AIM: Scan the data below and pick out the lines containing the word "prises".

_ _ _ _ _ _ _

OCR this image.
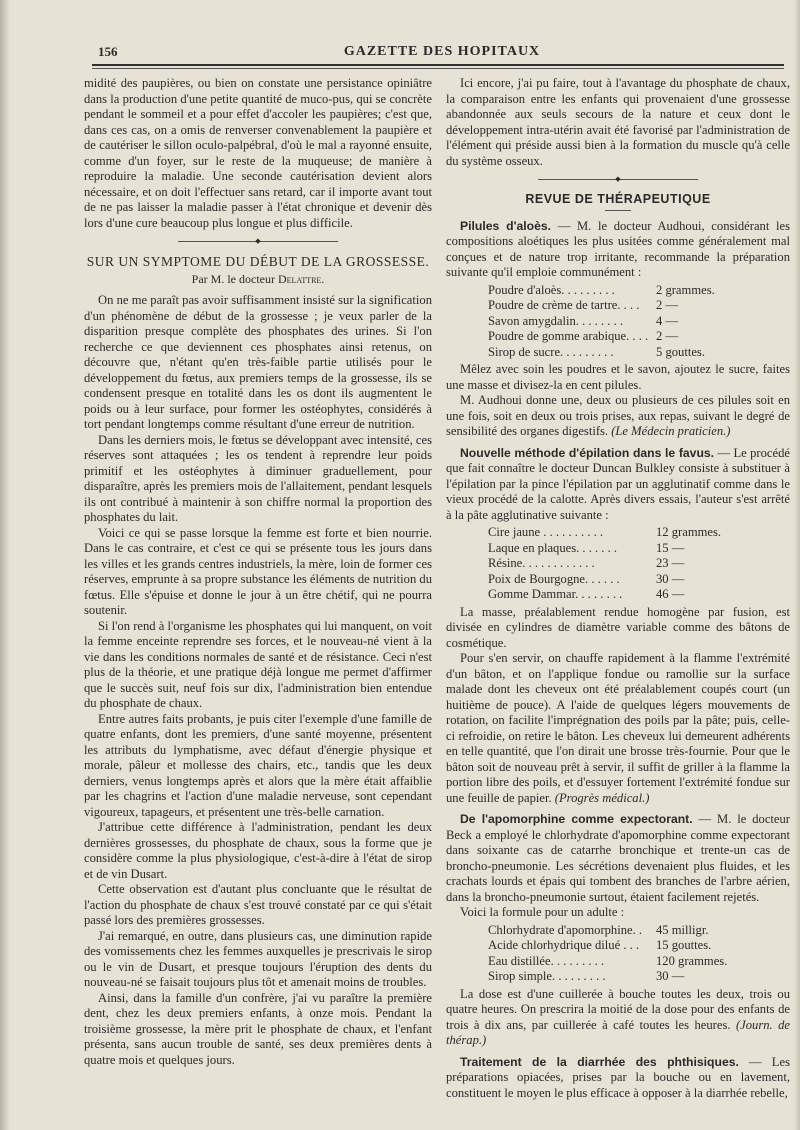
156	GAZETTE DES HOPITAUX

midité des paupières, ou bien on constate une persistance opiniâtre dans la production d'une petite quantité de muco-pus, qui se concrète pendant le sommeil et a pour effet d'accoler les paupières; c'est que, dans ces cas, on a omis de renverser convenablement la paupière et de cautériser le sillon oculo-palpébral, d'où le mal a rayonné ensuite, comme d'un foyer, sur le reste de la muqueuse; de manière à reproduire la maladie. Une seconde cautérisation devient alors nécessaire, et on doit l'effectuer sans retard, car il importe avant tout de ne pas laisser la maladie passer à l'état chronique et devenir dès lors d'une cure beaucoup plus longue et plus difficile.

◆
SUR UN SYMPTOME DU DÉBUT DE LA GROSSESSE.
Par M. le docteur Delattre.

On ne me paraît pas avoir suffisamment insisté sur la signification d'un phénomène de début de la grossesse ; je veux parler de la disparition presque complète des phosphates des urines. Si l'on recherche ce que deviennent ces phosphates ainsi retenus, on découvre que, n'étant qu'en très-faible partie utilisés pour le développement du fœtus, aux premiers temps de la grossesse, ils se condensent presque en totalité dans les os dont ils augmentent le poids ou à leur surface, pour former les ostéophytes, considérés à tort pendant longtemps comme résultant d'une erreur de nutrition.

Dans les derniers mois, le fœtus se développant avec intensité, ces réserves sont attaquées ; les os tendent à reprendre leur poids primitif et les ostéophytes à diminuer graduellement, pour disparaître, après les premiers mois de l'allaitement, pendant lesquels ils ont contribué à maintenir à son chiffre normal la proportion des phosphates du lait.

Voici ce qui se passe lorsque la femme est forte et bien nourrie. Dans le cas contraire, et c'est ce qui se présente tous les jours dans les villes et les grands centres industriels, la mère, loin de former ces réserves, emprunte à sa propre substance les éléments de nutrition du fœtus. Elle s'épuise et donne le jour à un être chétif, qui ne pourra soutenir.

Si l'on rend à l'organisme les phosphates qui lui manquent, on voit la femme enceinte reprendre ses forces, et le nouveau-né vient à la vie dans les conditions normales de santé et de résistance. Ceci n'est plus de la théorie, et une pratique déjà longue me permet d'affirmer que le succès suit, neuf fois sur dix, l'administration bien entendue du phosphate de chaux.

Entre autres faits probants, je puis citer l'exemple d'une famille de quatre enfants, dont les premiers, d'une santé moyenne, présentent les attributs du lymphatisme, avec défaut d'énergie physique et morale, pâleur et mollesse des chairs, etc., tandis que les deux derniers, venus longtemps après et alors que la mère était affaiblie par les chagrins et l'action d'une maladie nerveuse, sont cependant vigoureux, tapageurs, et présentent une très-belle carnation.

J'attribue cette différence à l'administration, pendant les deux dernières grossesses, du phosphate de chaux, sous la forme que je considère comme la plus physiologique, c'est-à-dire à l'état de sirop et de vin Dusart.

Cette observation est d'autant plus concluante que le résultat de l'action du phosphate de chaux s'est trouvé constaté par ce qui s'était passé lors des premières grossesses.

J'ai remarqué, en outre, dans plusieurs cas, une diminution rapide des vomissements chez les femmes auxquelles je prescrivais le sirop ou le vin de Dusart, et presque toujours l'éruption des dents du nouveau-né se faisait toujours plus tôt et amenait moins de troubles.

Ainsi, dans la famille d'un confrère, j'ai vu paraître la première dent, chez les deux premiers enfants, à onze mois. Pendant la troisième grossesse, la mère prit le phosphate de chaux, et l'enfant présenta, sans aucun trouble de santé, ses deux premières dents à quatre mois et quelques jours.

Ici encore, j'ai pu faire, tout à l'avantage du phosphate de chaux, la comparaison entre les enfants qui provenaient d'une grossesse abandonnée aux seuls secours de la nature et ceux dont le développement intra-utérin avait été favorisé par l'administration de l'élément qui préside aussi bien à la formation du muscle qu'à celle du système osseux.

◆
REVUE DE THÉRAPEUTIQUE

Pilules d'aloès. — M. le docteur Audhoui, considérant les compositions aloétiques les plus usitées comme généralement mal conçues et de nature trop irritante, recommande la préparation suivante qu'il emploie communément :

Poudre d'aloès. . . . . . . . .	2 grammes.
Poudre de crème de tartre. . . . 2 —
Savon amygdalin. . . . . . . .	4 —
Poudre de gomme arabique. . . . 2 —
Sirop de sucre. . . . . . . . .	5 gouttes.

Mêlez avec soin les poudres et le savon, ajoutez le sucre, faites une masse et divisez-la en cent pilules.

M. Audhoui donne une, deux ou plusieurs de ces pilules soit en une fois, soit en deux ou trois prises, aux repas, suivant le degré de sensibilité des organes digestifs. (Le Médecin praticien.)

Nouvelle méthode d'épilation dans le favus. — Le procédé que fait connaître le docteur Duncan Bulkley consiste à substituer à l'épilation par la pince l'épilation par un agglutinatif comme dans le vieux procédé de la calotte. Après divers essais, l'auteur s'est arrêté à la pâte agglutinative suivante :

Cire jaune . . . . . . . . . .	12 grammes.
Laque en plaques. . . . . . .	15 —
Résine. . . . . . . . . . . .	23 —
Poix de Bourgogne. . . . . .	30 —
Gomme Dammar. . . . . . . .	46 —

La masse, préalablement rendue homogène par fusion, est divisée en cylindres de diamètre variable comme des bâtons de cosmétique.

Pour s'en servir, on chauffe rapidement à la flamme l'extrémité d'un bâton, et on l'applique fondue ou ramollie sur la surface malade dont les cheveux ont été préalablement coupés court (un huitième de pouce). A l'aide de quelques légers mouvements de rotation, on facilite l'imprégnation des poils par la pâte; puis, celle-ci refroidie, on retire le bâton. Les cheveux lui demeurent adhérents en telle quantité, que l'on dirait une brosse très-fournie. Pour que le bâton soit de nouveau prêt à servir, il suffit de griller à la flamme la portion libre des poils, et d'essuyer fortement l'extrémité fondue sur une feuille de papier. (Progrès médical.)

De l'apomorphine comme expectorant. — M. le docteur Beck a employé le chlorhydrate d'apomorphine comme expectorant dans soixante cas de catarrhe bronchique et trente-un cas de broncho-pneumonie. Les sécrétions devenaient plus fluides, et les crachats lourds et épais qui tombent des branches de l'arbre aérien, dans la broncho-pneumonie surtout, étaient facilement rejetés.

Voici la formule pour un adulte :

Chlorhydrate d'apomorphine. . 45 milligr.
Acide chlorhydrique dilué . . . 15 gouttes.
Eau distillée. . . . . . . . .	120 grammes.
Sirop simple. . . . . . . . .	30 —

La dose est d'une cuillerée à bouche toutes les deux, trois ou quatre heures. On prescrira la moitié de la dose pour des enfants de trois à dix ans, par cuillerée à café toutes les heures. (Journ. de thérap.)

Traitement de la diarrhée des phthisiques. — Les préparations opiacées, prises par la bouche ou en lavement, constituent le moyen le plus efficace à opposer à la diarrhée rebelle,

_ _ _ _ _ _ _

ANSWER TO THIS EXERCISE:
M. Audhoui donne une, deux ou plusieurs de ces pilules soit en une fois, soit en deux ou trois prises, aux repas, suivant le degré de sensibilité des organes digestifs. (Le Médecin praticien.)
Traitement de la diarrhée des phthisiques. — Les préparations opiacées, prises par la bouche ou en lavement, constituent le moyen le plus efficace à opposer à la diarrhée rebelle,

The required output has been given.